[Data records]

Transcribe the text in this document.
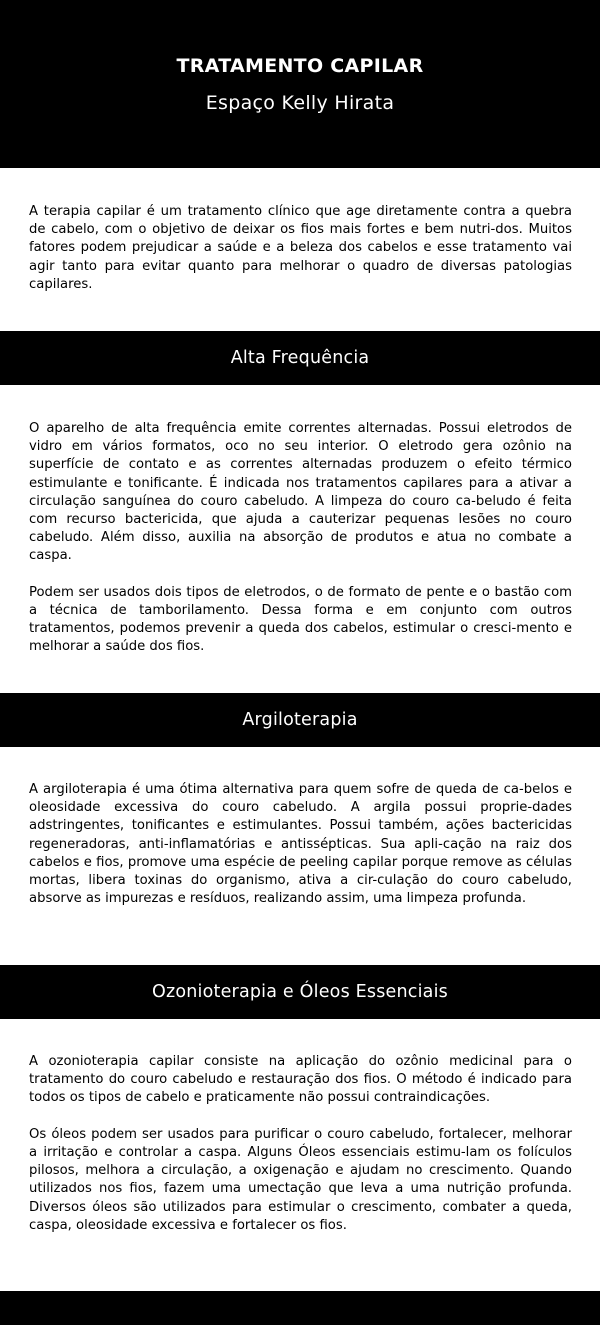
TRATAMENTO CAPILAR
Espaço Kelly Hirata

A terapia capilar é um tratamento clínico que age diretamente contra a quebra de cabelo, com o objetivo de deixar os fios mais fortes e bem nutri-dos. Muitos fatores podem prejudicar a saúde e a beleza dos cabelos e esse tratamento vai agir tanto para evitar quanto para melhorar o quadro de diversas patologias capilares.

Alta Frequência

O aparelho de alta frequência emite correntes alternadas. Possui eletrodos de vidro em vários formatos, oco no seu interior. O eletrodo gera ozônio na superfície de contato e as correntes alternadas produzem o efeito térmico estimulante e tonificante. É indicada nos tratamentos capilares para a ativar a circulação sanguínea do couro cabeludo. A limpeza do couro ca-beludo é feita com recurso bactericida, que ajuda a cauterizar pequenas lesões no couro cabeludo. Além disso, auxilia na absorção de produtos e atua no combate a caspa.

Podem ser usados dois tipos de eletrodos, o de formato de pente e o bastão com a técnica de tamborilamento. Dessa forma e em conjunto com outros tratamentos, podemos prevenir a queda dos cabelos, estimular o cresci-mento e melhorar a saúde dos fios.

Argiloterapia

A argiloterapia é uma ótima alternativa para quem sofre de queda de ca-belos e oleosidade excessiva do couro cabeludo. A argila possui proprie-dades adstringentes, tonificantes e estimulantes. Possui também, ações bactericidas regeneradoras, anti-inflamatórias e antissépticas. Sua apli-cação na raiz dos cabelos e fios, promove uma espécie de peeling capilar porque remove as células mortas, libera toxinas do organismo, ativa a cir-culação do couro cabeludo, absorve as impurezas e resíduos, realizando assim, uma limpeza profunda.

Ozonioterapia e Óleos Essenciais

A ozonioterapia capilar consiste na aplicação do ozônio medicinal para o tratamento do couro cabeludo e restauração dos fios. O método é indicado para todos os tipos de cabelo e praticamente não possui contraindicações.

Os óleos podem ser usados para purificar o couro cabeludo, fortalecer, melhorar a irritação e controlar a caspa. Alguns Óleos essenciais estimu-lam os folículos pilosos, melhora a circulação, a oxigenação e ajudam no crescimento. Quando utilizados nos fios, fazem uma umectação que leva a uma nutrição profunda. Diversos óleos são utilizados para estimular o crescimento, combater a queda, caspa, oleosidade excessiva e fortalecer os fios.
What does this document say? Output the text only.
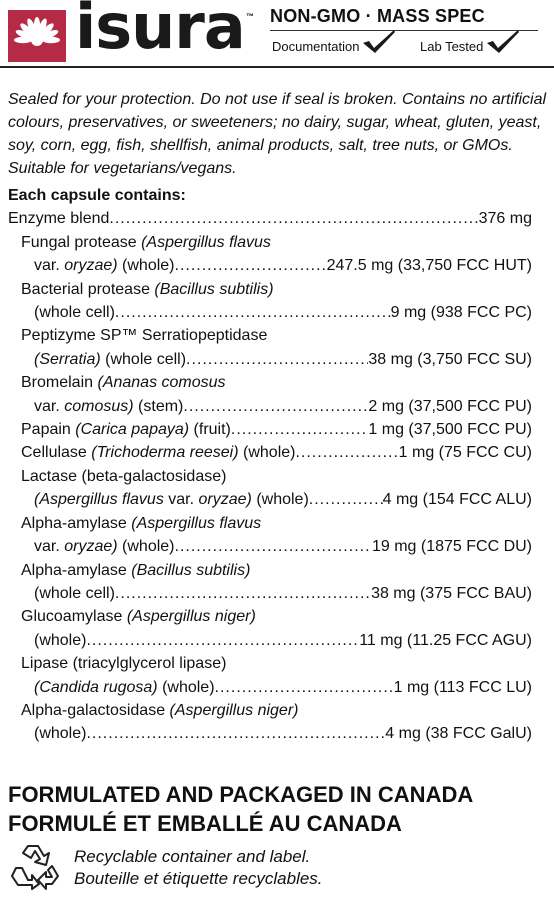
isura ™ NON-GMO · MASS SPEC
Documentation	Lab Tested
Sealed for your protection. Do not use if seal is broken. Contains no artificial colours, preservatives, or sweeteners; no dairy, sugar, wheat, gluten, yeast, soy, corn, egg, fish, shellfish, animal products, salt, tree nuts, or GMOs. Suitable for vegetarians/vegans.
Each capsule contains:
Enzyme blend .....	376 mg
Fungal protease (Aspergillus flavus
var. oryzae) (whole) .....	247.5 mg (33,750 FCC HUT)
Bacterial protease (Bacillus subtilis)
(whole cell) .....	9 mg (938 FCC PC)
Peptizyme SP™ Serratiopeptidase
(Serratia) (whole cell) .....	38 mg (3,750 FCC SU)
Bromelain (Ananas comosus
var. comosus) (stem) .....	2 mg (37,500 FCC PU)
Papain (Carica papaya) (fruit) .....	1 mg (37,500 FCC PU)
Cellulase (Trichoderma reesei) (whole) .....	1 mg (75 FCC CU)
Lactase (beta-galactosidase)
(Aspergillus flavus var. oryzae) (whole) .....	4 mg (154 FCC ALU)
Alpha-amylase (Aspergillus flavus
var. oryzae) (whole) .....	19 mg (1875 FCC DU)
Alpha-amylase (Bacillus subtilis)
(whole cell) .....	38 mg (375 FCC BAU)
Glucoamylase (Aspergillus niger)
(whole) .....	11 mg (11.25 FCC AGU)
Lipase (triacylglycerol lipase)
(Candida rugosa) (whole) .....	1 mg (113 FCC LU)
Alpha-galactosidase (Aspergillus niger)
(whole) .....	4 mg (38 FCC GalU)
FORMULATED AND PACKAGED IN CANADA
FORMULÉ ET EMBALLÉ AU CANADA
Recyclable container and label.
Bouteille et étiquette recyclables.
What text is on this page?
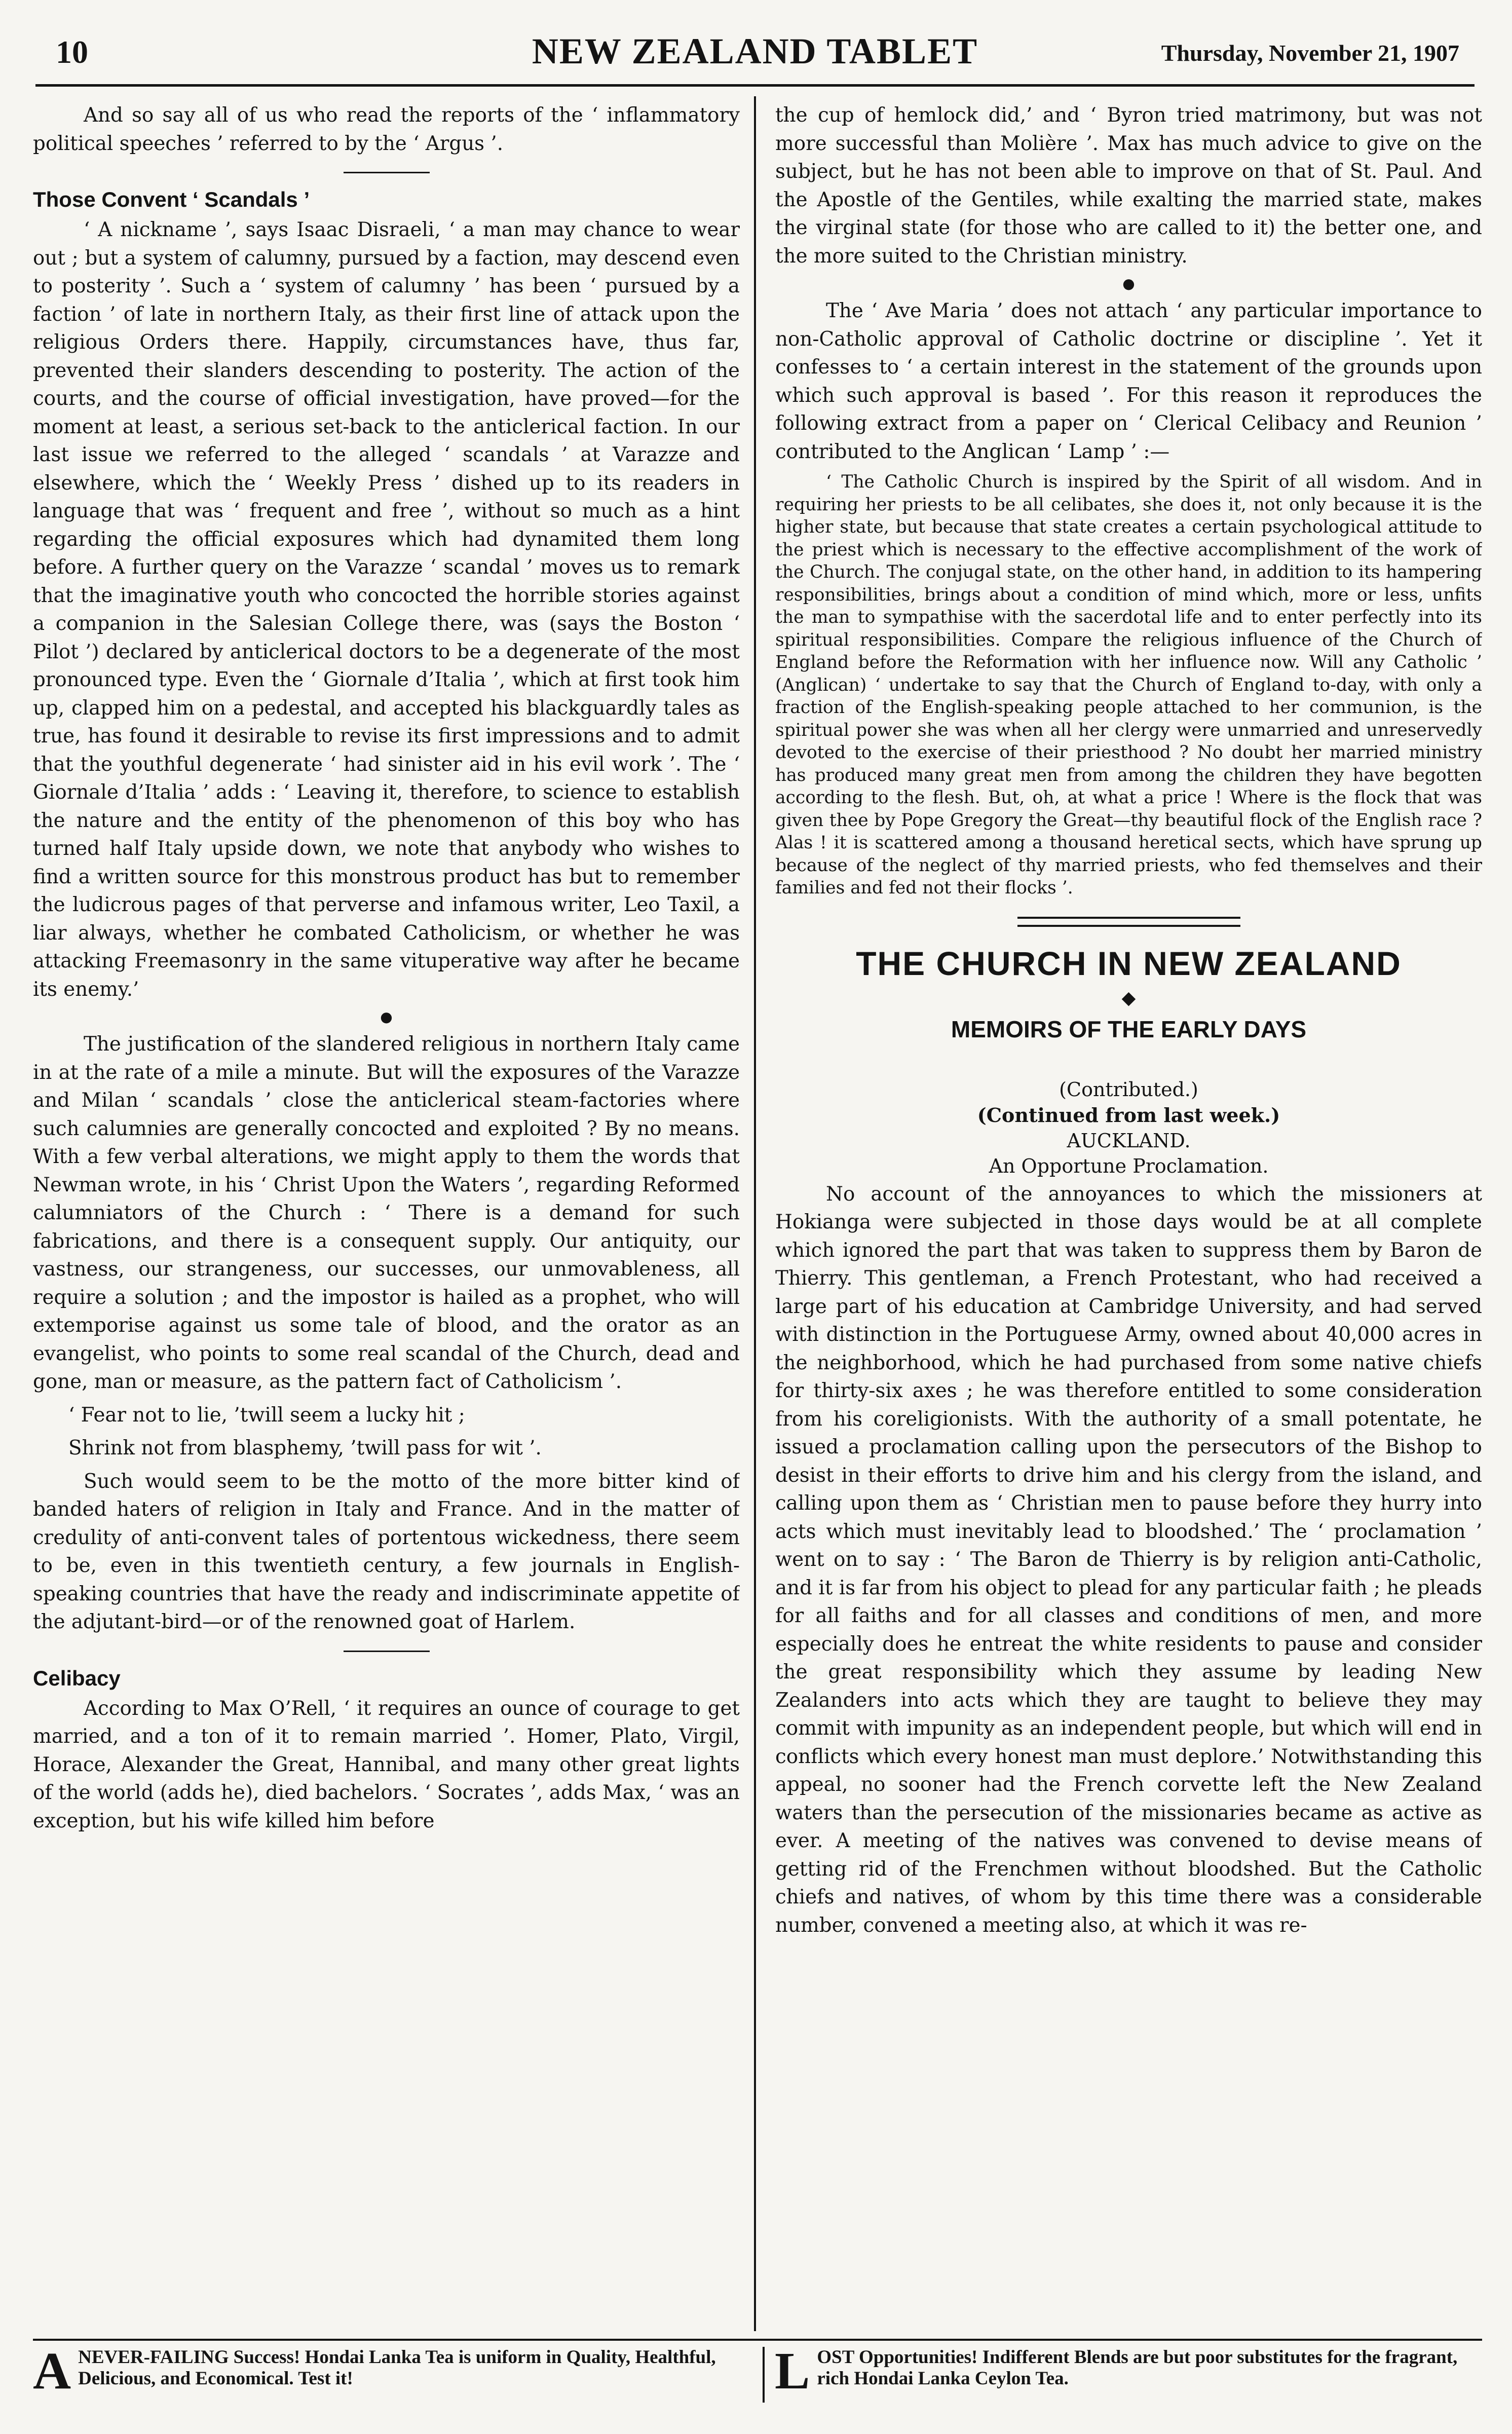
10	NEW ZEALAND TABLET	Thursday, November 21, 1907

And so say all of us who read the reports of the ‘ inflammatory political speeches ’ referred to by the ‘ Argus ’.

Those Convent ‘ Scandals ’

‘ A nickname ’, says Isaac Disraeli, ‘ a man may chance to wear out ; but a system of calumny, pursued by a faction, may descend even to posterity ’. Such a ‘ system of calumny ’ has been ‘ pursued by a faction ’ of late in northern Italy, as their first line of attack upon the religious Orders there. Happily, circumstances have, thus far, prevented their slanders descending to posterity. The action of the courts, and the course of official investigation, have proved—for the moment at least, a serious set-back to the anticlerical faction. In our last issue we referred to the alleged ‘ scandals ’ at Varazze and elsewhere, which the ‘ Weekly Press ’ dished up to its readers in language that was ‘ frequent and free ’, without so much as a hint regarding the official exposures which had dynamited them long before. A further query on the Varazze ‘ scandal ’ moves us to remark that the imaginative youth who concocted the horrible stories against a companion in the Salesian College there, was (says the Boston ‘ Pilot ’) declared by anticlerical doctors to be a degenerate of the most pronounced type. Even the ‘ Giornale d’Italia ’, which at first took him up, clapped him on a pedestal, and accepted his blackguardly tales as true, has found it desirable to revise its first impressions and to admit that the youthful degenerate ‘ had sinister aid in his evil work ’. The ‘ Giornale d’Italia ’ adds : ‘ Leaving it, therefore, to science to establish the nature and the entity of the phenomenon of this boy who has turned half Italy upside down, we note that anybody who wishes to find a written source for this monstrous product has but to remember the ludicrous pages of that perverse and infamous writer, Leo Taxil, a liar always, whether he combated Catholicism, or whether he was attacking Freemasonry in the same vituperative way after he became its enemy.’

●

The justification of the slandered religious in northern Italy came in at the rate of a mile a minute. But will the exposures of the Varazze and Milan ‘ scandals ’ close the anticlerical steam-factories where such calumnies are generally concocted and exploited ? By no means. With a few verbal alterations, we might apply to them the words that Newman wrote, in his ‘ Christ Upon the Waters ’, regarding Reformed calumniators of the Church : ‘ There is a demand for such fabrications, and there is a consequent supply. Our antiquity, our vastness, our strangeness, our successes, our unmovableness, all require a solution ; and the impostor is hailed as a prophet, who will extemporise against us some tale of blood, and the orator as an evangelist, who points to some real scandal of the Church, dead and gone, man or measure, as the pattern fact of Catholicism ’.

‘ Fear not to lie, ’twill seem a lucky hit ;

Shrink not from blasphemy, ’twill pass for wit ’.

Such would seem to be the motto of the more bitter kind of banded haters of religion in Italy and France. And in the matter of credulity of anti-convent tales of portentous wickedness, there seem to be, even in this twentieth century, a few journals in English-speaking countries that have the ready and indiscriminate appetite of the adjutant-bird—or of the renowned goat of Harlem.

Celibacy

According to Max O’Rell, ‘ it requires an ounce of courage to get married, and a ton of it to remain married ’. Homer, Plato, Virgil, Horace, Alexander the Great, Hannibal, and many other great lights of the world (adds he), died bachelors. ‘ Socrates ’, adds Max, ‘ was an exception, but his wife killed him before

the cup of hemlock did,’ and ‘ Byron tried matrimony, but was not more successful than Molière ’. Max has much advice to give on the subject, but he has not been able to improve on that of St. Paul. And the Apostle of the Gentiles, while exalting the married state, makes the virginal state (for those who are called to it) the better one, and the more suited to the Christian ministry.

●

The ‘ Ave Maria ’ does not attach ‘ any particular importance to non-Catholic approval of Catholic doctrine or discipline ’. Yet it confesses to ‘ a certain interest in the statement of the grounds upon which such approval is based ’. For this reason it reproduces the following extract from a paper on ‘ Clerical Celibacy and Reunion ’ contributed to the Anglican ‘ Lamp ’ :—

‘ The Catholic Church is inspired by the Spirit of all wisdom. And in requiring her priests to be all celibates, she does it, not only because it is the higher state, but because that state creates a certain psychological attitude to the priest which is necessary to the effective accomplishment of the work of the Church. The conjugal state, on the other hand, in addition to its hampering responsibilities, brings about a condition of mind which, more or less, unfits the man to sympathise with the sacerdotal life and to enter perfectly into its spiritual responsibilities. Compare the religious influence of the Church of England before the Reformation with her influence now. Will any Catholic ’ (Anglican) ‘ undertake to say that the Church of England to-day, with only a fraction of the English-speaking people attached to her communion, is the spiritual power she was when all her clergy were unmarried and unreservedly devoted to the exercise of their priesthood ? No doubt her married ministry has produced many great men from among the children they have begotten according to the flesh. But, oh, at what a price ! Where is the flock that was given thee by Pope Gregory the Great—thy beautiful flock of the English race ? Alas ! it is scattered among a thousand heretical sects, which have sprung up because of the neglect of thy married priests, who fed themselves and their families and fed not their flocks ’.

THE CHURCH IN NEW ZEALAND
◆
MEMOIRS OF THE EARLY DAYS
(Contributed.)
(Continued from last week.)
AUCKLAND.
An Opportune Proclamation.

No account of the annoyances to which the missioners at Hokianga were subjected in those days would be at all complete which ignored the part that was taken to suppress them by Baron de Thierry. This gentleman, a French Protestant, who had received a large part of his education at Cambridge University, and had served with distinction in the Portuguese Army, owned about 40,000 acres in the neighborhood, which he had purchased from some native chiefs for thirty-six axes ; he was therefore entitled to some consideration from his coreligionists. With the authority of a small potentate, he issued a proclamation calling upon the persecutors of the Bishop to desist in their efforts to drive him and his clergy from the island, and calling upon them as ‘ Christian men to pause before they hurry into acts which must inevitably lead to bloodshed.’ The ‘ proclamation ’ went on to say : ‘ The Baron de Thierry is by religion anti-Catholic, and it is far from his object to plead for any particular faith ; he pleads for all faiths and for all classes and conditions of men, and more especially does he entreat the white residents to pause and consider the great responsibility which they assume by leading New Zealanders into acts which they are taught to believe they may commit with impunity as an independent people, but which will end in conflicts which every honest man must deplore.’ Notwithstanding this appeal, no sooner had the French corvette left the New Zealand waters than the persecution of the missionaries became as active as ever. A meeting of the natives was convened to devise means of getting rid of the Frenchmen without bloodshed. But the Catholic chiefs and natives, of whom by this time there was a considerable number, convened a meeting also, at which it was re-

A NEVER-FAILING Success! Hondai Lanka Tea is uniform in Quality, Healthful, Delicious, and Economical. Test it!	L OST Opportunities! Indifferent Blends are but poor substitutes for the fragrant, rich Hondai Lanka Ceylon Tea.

**Task details:** Only the lines above that include the word "niger" belong in the answer; copy each one.

**Answer section:**
Glucoamylase (Aspergillus niger)
Alpha-galactosidase (Aspergillus niger)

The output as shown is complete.